_Exercise brief_: Look through the data below and say how many of its lines contain "text", adding nothing else.

_Recorded data_:

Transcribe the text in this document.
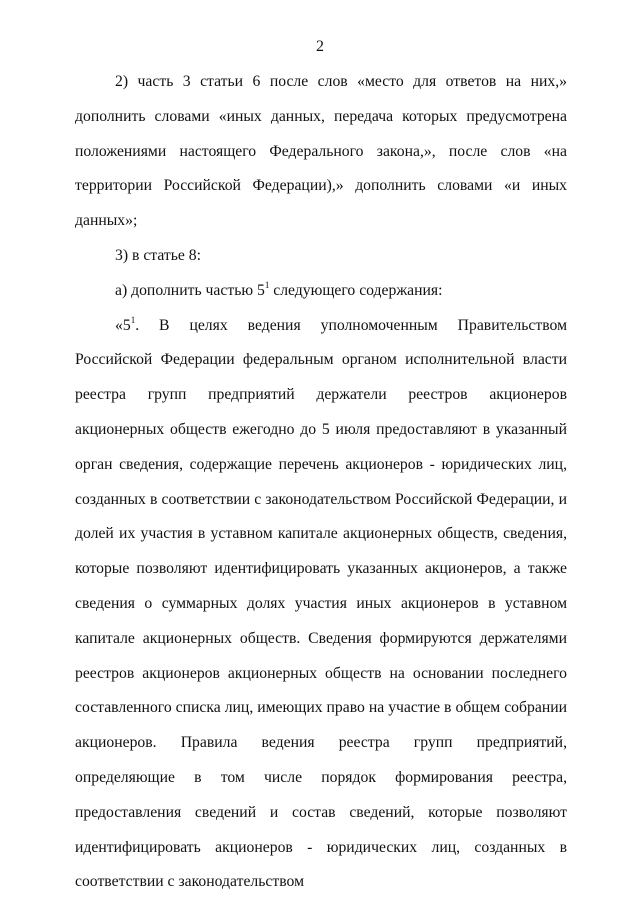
2

2) часть 3 статьи 6 после слов «место для ответов на них,» дополнить словами «иных данных, передача которых предусмотрена положениями настоящего Федерального закона,», после слов «на территории Российской Федерации),» дополнить словами «и иных данных»;

3) в статье 8:

а) дополнить частью $5^1$ следующего содержания:

«$5^1$. В целях ведения уполномоченным Правительством Российской Федерации федеральным органом исполнительной власти реестра групп предприятий держатели реестров акционеров акционерных обществ ежегодно до 5 июля предоставляют в указанный орган сведения, содержащие перечень акционеров - юридических лиц, созданных в соответствии с законодательством Российской Федерации, и долей их участия в уставном капитале акционерных обществ, сведения, которые позволяют идентифицировать указанных акционеров, а также сведения о суммарных долях участия иных акционеров в уставном капитале акционерных обществ. Сведения формируются держателями реестров акционеров акционерных обществ на основании последнего составленного списка лиц, имеющих право на участие в общем собрании акционеров. Правила ведения реестра групп предприятий, определяющие в том числе порядок формирования реестра, предоставления сведений и состав сведений, которые позволяют идентифицировать акционеров - юридических лиц, созданных в соответствии с законодательством
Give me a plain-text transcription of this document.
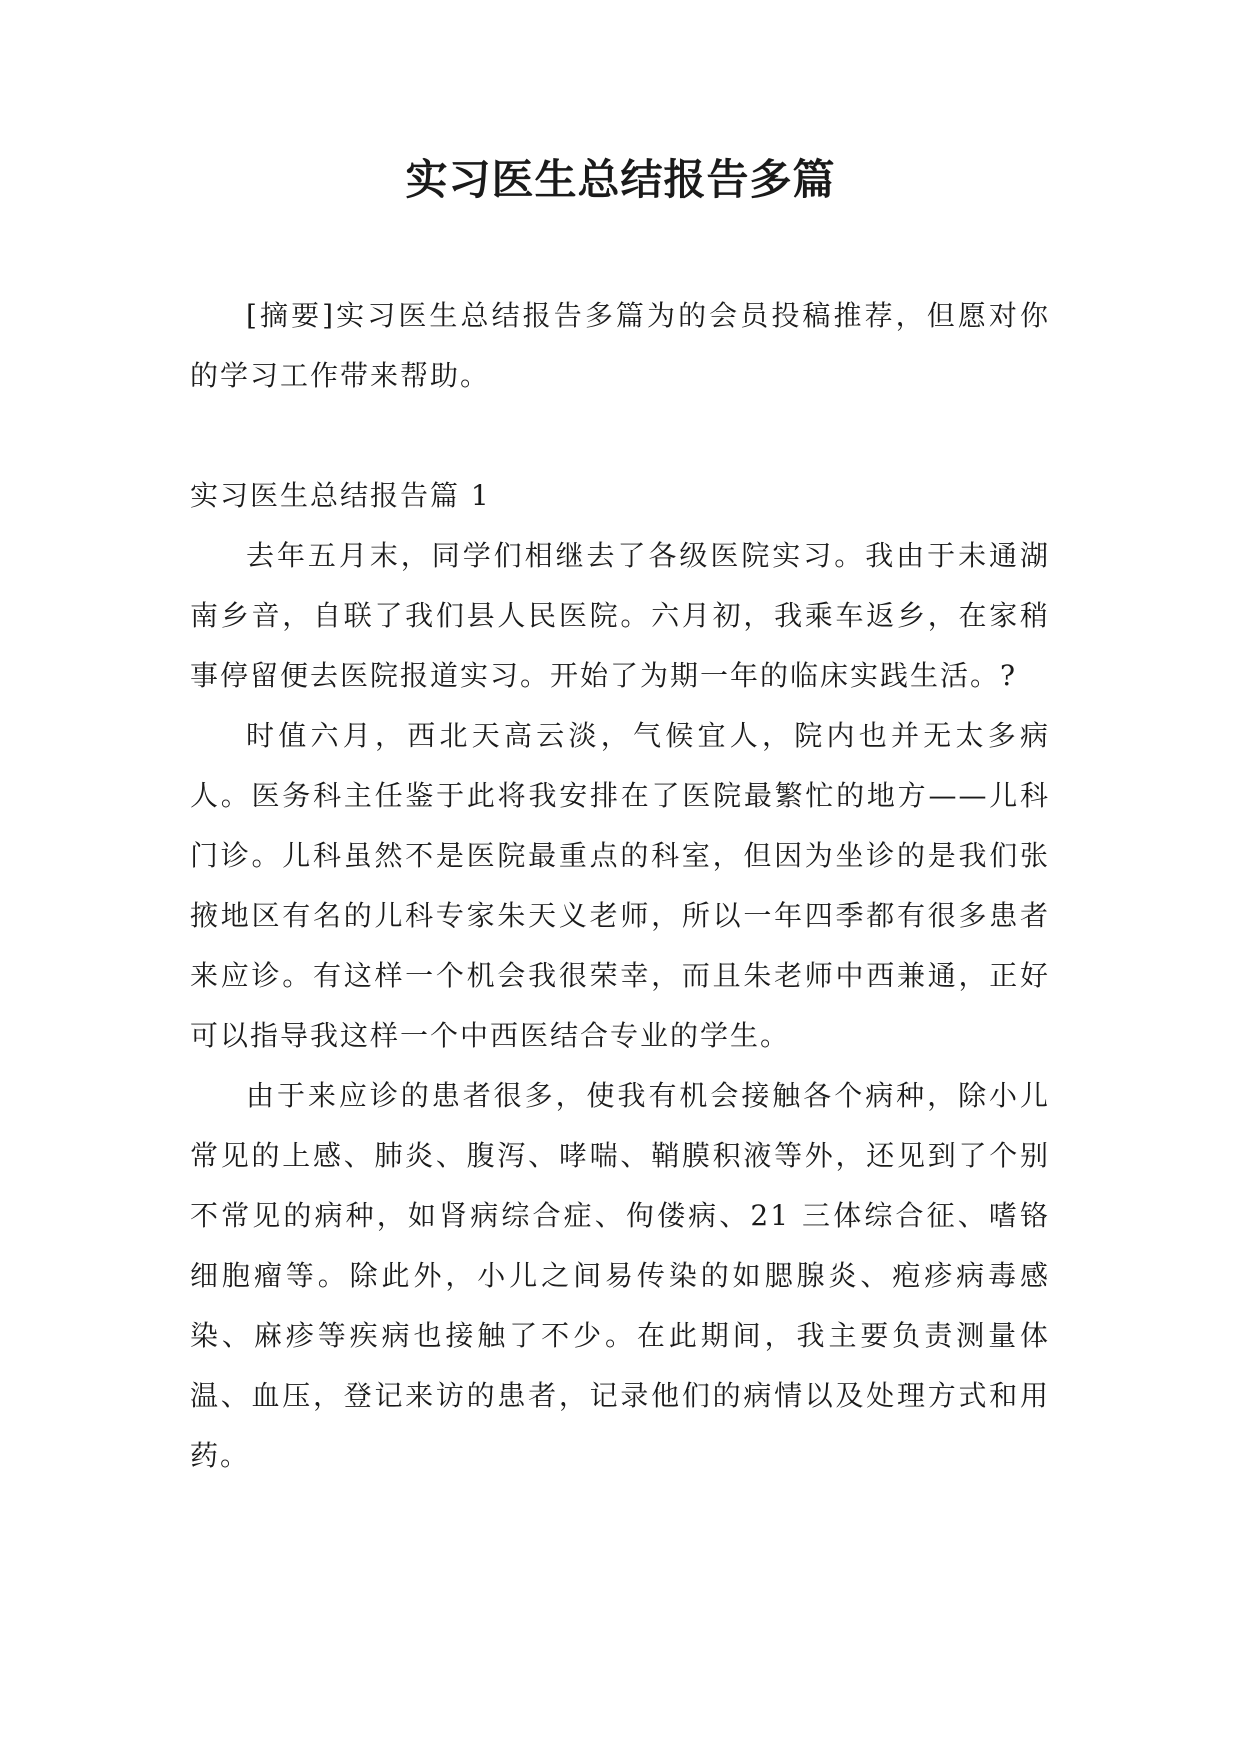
实习医生总结报告多篇

[摘要]实习医生总结报告多篇为的会员投稿推荐，但愿对你的学习工作带来帮助。

实习医生总结报告篇 1

去年五月末，同学们相继去了各级医院实习。我由于未通湖南乡音，自联了我们县人民医院。六月初，我乘车返乡，在家稍事停留便去医院报道实习。开始了为期一年的临床实践生活。?

时值六月，西北天高云淡，气候宜人，院内也并无太多病人。医务科主任鉴于此将我安排在了医院最繁忙的地方——儿科门诊。儿科虽然不是医院最重点的科室，但因为坐诊的是我们张掖地区有名的儿科专家朱天义老师，所以一年四季都有很多患者来应诊。有这样一个机会我很荣幸，而且朱老师中西兼通，正好可以指导我这样一个中西医结合专业的学生。

由于来应诊的患者很多，使我有机会接触各个病种，除小儿常见的上感、肺炎、腹泻、哮喘、鞘膜积液等外，还见到了个别不常见的病种，如肾病综合症、佝偻病、21 三体综合征、嗜铬细胞瘤等。除此外，小儿之间易传染的如腮腺炎、疱疹病毒感染、麻疹等疾病也接触了不少。在此期间，我主要负责测量体温、血压，登记来访的患者，记录他们的病情以及处理方式和用药。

_Full solution_: 2